(Alıntılanan Metin)
______

2015’te içeride ‘çözüm sürecinin’ devam ettiği dönemlerde şartlı olarak Kürt bölgesine yeşil ışık yakan[8] Türkiye, 2015 haziranından sonra Suriye’deki PYD hedeflerine askeri operasyonlar yapmaya başladı.

17 Mart 2016’da PYD’nin federasyon ilanının ardından ise Suriye’nin bölünmesine direndiğini açıkladı.[9]   

Bölgenin kaderinde bölge ülkekeri yine etkisiz eleman

Türkiye, Katar ve Suudi Arabistan gibi bölge ülkeleri ile bunların uluslararası müttefikleri tarafından manipüle edilen ‘Arap Baharı’, bölgede merkezi devlet otoritelerinin zayıflamasına ve devlet ordularının gücüne sahip silahlı grupların ortaya çıkmasına zemin hazırladı.

IŞİD’e hilafet devleti, Nusra ve müttefiklerine emirlikler, PYD’ye kantonlar kurma imkanı veren bu düzensizliğin bölge devletlerinin inisiyatifiyle ortadan kaldırılması ve sürdürülebilir bir düzene dönüştürülmesi pek mümkün gözükmüyor.

______

(Çıkarılan Bilgiler)
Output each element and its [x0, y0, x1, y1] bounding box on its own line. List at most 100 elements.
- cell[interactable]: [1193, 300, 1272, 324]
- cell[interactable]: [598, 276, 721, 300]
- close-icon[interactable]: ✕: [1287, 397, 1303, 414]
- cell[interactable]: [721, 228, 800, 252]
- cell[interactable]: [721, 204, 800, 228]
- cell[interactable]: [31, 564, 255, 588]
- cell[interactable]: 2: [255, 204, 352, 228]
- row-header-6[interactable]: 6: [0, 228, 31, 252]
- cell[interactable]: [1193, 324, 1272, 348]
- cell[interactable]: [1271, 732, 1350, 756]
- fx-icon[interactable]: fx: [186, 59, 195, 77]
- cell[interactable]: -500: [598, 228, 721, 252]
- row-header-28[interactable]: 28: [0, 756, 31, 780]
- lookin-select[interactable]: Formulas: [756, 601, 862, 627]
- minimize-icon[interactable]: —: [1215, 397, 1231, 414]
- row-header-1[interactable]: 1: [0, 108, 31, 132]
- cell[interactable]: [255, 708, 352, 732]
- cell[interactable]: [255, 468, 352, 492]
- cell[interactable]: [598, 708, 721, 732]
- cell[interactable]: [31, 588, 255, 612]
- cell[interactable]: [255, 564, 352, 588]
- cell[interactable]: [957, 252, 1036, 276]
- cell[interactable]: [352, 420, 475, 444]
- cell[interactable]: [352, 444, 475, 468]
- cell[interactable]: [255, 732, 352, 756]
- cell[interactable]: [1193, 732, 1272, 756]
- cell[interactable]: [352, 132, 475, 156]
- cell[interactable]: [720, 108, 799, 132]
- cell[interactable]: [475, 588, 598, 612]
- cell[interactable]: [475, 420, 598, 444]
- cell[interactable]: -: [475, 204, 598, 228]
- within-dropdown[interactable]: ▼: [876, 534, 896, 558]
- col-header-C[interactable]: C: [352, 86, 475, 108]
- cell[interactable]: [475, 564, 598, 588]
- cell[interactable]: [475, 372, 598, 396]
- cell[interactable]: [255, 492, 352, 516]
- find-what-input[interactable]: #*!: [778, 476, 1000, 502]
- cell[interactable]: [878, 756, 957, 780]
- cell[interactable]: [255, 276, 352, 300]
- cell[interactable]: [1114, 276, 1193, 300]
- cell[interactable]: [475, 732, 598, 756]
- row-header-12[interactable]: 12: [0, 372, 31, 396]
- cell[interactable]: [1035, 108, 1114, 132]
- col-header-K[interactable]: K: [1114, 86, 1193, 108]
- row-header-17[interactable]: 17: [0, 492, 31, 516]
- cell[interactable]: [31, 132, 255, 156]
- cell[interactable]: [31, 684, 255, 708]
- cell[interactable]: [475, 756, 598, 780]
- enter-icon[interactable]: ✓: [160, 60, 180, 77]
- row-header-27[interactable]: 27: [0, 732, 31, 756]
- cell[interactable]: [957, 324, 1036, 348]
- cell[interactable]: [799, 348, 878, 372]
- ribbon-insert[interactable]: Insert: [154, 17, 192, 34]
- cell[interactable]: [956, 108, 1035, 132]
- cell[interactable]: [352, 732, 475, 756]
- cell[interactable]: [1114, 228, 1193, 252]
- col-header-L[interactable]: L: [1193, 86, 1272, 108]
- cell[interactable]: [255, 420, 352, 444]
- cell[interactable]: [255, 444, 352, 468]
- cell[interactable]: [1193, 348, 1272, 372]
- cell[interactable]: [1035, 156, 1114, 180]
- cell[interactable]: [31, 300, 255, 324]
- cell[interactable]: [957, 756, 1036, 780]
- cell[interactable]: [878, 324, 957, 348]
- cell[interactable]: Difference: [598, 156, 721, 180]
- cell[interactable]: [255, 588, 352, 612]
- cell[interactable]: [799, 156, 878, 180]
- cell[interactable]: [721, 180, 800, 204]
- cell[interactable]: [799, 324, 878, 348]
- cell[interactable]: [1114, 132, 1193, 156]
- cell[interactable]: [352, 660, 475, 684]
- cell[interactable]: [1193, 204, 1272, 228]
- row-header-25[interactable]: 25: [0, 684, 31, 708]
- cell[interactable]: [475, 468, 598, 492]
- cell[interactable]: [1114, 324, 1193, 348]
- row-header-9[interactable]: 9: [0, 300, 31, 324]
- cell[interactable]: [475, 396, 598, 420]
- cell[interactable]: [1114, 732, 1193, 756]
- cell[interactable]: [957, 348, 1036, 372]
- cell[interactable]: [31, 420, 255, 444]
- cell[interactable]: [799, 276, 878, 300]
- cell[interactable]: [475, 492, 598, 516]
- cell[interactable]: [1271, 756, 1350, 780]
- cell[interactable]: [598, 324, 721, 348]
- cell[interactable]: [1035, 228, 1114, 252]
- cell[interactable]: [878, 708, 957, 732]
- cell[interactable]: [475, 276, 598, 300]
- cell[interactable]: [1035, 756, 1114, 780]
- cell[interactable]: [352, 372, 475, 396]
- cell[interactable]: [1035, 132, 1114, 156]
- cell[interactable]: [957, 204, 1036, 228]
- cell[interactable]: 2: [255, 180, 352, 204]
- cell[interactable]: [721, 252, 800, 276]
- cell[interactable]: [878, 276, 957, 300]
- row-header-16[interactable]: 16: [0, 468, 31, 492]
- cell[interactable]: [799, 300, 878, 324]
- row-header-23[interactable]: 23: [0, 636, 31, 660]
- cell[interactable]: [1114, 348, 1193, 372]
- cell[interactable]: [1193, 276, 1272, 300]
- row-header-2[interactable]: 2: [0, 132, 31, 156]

______

(Hedef) Türkiye'nin Suriye politikası ve bölgedeki düzensizlik üzerine yazılmış metni son cümlesinden sonra sürdürür müsün?

(Görevin Yanıtı)
Çünkü bölgede 2011 öncesi düzene dönülmesinden yana olan İran, Irak ve Suriye, mevcut düzensizliğin ya kurbanı ya da savaşan tarafı durumunda.

Ulusal güvenlik çıkarları 2011 öncesi düzene dönülmesini gerektiren Türkiye ise Katar ve Suudi Arabistan gibi bölgesel müttefikleriyle birlikte 2011 öncesi bölgesel düzeni ortadan kaldıran, merkezi devlet otoritelerinin zayıflamasına neden olan sürecin en önemli aktörlerinden biri.

“Suriye’nin omlet haline gelen bir yumurta”[10] olmasından duyduğu memnuniyeti gizlemeyen İsrail açısından, Irak ve Suriye’nin Lübnan’ı da dahil ederek mümkün olduğu kadar küçük parçalara bölünmesi eşsiz bir fırsat.

Suudi Arabistan ve Körfez’deki müttefikleri ise İsrail’i bölgenin tartışmasız tek gücü haline getirecek bölgesel parçalanmanın yaratacağı jeopolitik tehditlere değil, İran tehdidine odaklanmış durumda ve bu yüzden İsrail’e “İran sınırlarını da içeren bağımsız Kürdistan planı”[11] sunuyor.

Özetle yüzüncü yıldönümünde sona erdiği düşünülen Sykes-Picot düzeninin yerine sürdürülebilir bir düzen, sadece ABD ile Rusya’nın anlaşmasına bağlı gözüküyor.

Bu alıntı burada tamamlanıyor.